→ **Given problem**
Set down every record once more, exactly as given.

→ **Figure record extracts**
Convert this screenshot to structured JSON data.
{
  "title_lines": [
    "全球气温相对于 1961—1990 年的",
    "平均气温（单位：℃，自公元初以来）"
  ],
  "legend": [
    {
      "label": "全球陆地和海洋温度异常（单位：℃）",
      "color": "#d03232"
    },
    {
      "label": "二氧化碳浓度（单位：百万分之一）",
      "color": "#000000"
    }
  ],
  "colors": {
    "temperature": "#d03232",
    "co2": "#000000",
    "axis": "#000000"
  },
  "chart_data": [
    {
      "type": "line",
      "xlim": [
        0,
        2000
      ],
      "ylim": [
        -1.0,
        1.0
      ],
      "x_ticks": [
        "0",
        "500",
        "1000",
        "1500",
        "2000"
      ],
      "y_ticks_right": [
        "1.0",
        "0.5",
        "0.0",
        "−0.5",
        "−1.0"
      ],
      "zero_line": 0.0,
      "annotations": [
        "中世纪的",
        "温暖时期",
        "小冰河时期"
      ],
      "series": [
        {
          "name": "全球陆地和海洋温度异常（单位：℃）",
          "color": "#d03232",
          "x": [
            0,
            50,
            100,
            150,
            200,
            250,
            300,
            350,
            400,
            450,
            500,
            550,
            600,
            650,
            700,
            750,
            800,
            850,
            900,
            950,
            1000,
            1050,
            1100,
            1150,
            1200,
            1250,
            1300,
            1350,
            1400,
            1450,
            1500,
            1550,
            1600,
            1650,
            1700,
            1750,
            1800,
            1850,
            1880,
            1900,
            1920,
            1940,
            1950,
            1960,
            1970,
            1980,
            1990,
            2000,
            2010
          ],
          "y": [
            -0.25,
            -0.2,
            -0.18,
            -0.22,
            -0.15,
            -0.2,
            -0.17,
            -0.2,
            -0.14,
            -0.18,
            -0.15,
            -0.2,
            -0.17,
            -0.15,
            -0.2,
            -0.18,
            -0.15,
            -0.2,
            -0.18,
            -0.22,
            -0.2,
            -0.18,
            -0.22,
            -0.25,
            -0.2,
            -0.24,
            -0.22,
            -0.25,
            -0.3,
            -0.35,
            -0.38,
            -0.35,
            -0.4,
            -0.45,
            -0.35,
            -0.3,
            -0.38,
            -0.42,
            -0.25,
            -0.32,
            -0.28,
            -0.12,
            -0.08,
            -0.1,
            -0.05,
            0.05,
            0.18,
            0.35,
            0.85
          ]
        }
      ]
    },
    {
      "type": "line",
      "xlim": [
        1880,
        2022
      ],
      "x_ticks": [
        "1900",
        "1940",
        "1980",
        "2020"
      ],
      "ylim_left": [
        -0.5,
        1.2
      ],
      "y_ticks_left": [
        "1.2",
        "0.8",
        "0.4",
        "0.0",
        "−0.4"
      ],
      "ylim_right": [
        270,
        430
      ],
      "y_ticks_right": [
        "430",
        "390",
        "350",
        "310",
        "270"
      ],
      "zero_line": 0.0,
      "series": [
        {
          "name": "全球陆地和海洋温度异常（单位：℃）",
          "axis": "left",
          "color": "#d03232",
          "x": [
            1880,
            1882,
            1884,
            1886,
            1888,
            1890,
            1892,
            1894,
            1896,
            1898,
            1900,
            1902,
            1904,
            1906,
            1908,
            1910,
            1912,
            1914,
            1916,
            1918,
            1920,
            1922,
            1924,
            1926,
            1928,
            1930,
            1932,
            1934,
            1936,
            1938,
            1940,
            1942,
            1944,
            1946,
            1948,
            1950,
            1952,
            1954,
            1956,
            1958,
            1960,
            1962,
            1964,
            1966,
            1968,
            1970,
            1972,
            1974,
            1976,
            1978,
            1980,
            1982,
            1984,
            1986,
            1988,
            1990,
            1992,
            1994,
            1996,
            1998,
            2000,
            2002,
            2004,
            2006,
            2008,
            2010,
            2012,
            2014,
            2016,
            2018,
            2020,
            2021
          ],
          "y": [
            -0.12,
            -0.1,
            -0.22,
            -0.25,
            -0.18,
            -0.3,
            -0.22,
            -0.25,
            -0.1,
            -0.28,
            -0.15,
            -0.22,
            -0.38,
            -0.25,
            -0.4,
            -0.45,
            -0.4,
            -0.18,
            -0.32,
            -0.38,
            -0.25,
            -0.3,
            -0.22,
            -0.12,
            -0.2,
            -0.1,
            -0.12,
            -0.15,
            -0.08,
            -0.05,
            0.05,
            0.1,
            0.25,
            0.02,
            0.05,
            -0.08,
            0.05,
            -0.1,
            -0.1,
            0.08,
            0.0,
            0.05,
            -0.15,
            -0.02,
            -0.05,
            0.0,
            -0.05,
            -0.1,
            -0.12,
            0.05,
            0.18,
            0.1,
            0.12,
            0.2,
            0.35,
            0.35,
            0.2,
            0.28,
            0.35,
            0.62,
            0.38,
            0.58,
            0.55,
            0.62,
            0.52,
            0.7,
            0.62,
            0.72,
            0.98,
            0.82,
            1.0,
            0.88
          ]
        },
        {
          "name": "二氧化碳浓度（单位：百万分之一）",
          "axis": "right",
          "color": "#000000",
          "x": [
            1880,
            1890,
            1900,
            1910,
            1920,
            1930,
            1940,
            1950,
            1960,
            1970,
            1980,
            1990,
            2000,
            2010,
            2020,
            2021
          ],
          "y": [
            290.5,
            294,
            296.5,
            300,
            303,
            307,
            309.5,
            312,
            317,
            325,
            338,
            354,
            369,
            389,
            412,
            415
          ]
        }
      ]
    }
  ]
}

→ **Solution**
Convert this screenshot to structured JSON data.
{
  "title_lines": [
    "全球气温相对于 1961—1990 年的",
    "平均气温（单位：℃，自公元初以来）"
  ],
  "legend": [
    {
      "label": "全球陆地和海洋温度异常（单位：℃）",
      "color": "#d03232"
    },
    {
      "label": "二氧化碳浓度（单位：百万分之一）",
      "color": "#000000"
    }
  ],
  "colors": {
    "temperature": "#d03232",
    "co2": "#000000",
    "axis": "#000000"
  },
  "chart_data": [
    {
      "type": "line",
      "xlim": [
        0,
        2000
      ],
      "ylim": [
        -1.0,
        1.0
      ],
      "x_ticks": [
        "0",
        "500",
        "1000",
        "1500",
        "2000"
      ],
      "y_ticks_right": [
        "1.0",
        "0.5",
        "0.0",
        "−0.5",
        "−1.0"
      ],
      "zero_line": 0.0,
      "annotations": [
        "中世纪的",
        "温暖时期",
        "小冰河时期"
      ],
      "series": [
        {
          "name": "全球陆地和海洋温度异常（单位：℃）",
          "color": "#d03232",
          "x": [
            0,
            50,
            100,
            150,
            200,
            250,
            300,
            350,
            400,
            450,
            500,
            550,
            600,
            650,
            700,
            750,
            800,
            850,
            900,
            950,
            1000,
            1050,
            1100,
            1150,
            1200,
            1250,
            1300,
            1350,
            1400,
            1450,
            1500,
            1550,
            1600,
            1650,
            1700,
            1750,
            1800,
            1850,
            1880,
            1900,
            1920,
            1940,
            1950,
            1960,
            1970,
            1980,
            1990,
            2000,
            2010
          ],
          "y": [
            -0.25,
            -0.2,
            -0.18,
            -0.22,
            -0.15,
            -0.2,
            -0.17,
            -0.2,
            -0.14,
            -0.18,
            -0.15,
            -0.2,
            -0.17,
            -0.15,
            -0.2,
            -0.18,
            -0.15,
            -0.2,
            -0.18,
            -0.22,
            -0.2,
            -0.18,
            -0.22,
            -0.25,
            -0.2,
            -0.24,
            -0.22,
            -0.25,
            -0.3,
            -0.35,
            -0.38,
            -0.35,
            -0.4,
            -0.45,
            -0.35,
            -0.3,
            -0.38,
            -0.42,
            -0.25,
            -0.32,
            -0.28,
            -0.12,
            -0.08,
            -0.1,
            -0.05,
            0.05,
            0.18,
            0.35,
            0.85
          ]
        }
      ]
    },
    {
      "type": "line",
      "xlim": [
        1880,
        2022
      ],
      "x_ticks": [
        "1900",
        "1940",
        "1980",
        "2020"
      ],
      "ylim_left": [
        -0.5,
        1.2
      ],
      "y_ticks_left": [
        "1.2",
        "0.8",
        "0.4",
        "0.0",
        "−0.4"
      ],
      "ylim_right": [
        270,
        430
      ],
      "y_ticks_right": [
        "430",
        "390",
        "350",
        "310",
        "270"
      ],
      "zero_line": 0.0,
      "series": [
        {
          "name": "全球陆地和海洋温度异常（单位：℃）",
          "axis": "left",
          "color": "#d03232",
          "x": [
            1880,
            1882,
            1884,
            1886,
            1888,
            1890,
            1892,
            1894,
            1896,
            1898,
            1900,
            1902,
            1904,
            1906,
            1908,
            1910,
            1912,
            1914,
            1916,
            1918,
            1920,
            1922,
            1924,
            1926,
            1928,
            1930,
            1932,
            1934,
            1936,
            1938,
            1940,
            1942,
            1944,
            1946,
            1948,
            1950,
            1952,
            1954,
            1956,
            1958,
            1960,
            1962,
            1964,
            1966,
            1968,
            1970,
            1972,
            1974,
            1976,
            1978,
            1980,
            1982,
            1984,
            1986,
            1988,
            1990,
            1992,
            1994,
            1996,
            1998,
            2000,
            2002,
            2004,
            2006,
            2008,
            2010,
            2012,
            2014,
            2016,
            2018,
            2020,
            2021
          ],
          "y": [
            -0.12,
            -0.1,
            -0.22,
            -0.25,
            -0.18,
            -0.3,
            -0.22,
            -0.25,
            -0.1,
            -0.28,
            -0.15,
            -0.22,
            -0.38,
            -0.25,
            -0.4,
            -0.45,
            -0.4,
            -0.18,
            -0.32,
            -0.38,
            -0.25,
            -0.3,
            -0.22,
            -0.12,
            -0.2,
            -0.1,
            -0.12,
            -0.15,
            -0.08,
            -0.05,
            0.05,
            0.1,
            0.25,
            0.02,
            0.05,
            -0.08,
            0.05,
            -0.1,
            -0.1,
            0.08,
            0.0,
            0.05,
            -0.15,
            -0.02,
            -0.05,
            0.0,
            -0.05,
            -0.1,
            -0.12,
            0.05,
            0.18,
            0.1,
            0.12,
            0.2,
            0.35,
            0.35,
            0.2,
            0.28,
            0.35,
            0.62,
            0.38,
            0.58,
            0.55,
            0.62,
            0.52,
            0.7,
            0.62,
            0.72,
            0.98,
            0.82,
            1.0,
            0.88
          ]
        },
        {
          "name": "二氧化碳浓度（单位：百万分之一）",
          "axis": "right",
          "color": "#000000",
          "x": [
            1880,
            1890,
            1900,
            1910,
            1920,
            1930,
            1940,
            1950,
            1960,
            1970,
            1980,
            1990,
            2000,
            2010,
            2020,
            2021
          ],
          "y": [
            290.5,
            294,
            296.5,
            300,
            303,
            307,
            309.5,
            312,
            317,
            325,
            338,
            354,
            369,
            389,
            412,
            415
          ]
        }
      ]
    }
  ]
}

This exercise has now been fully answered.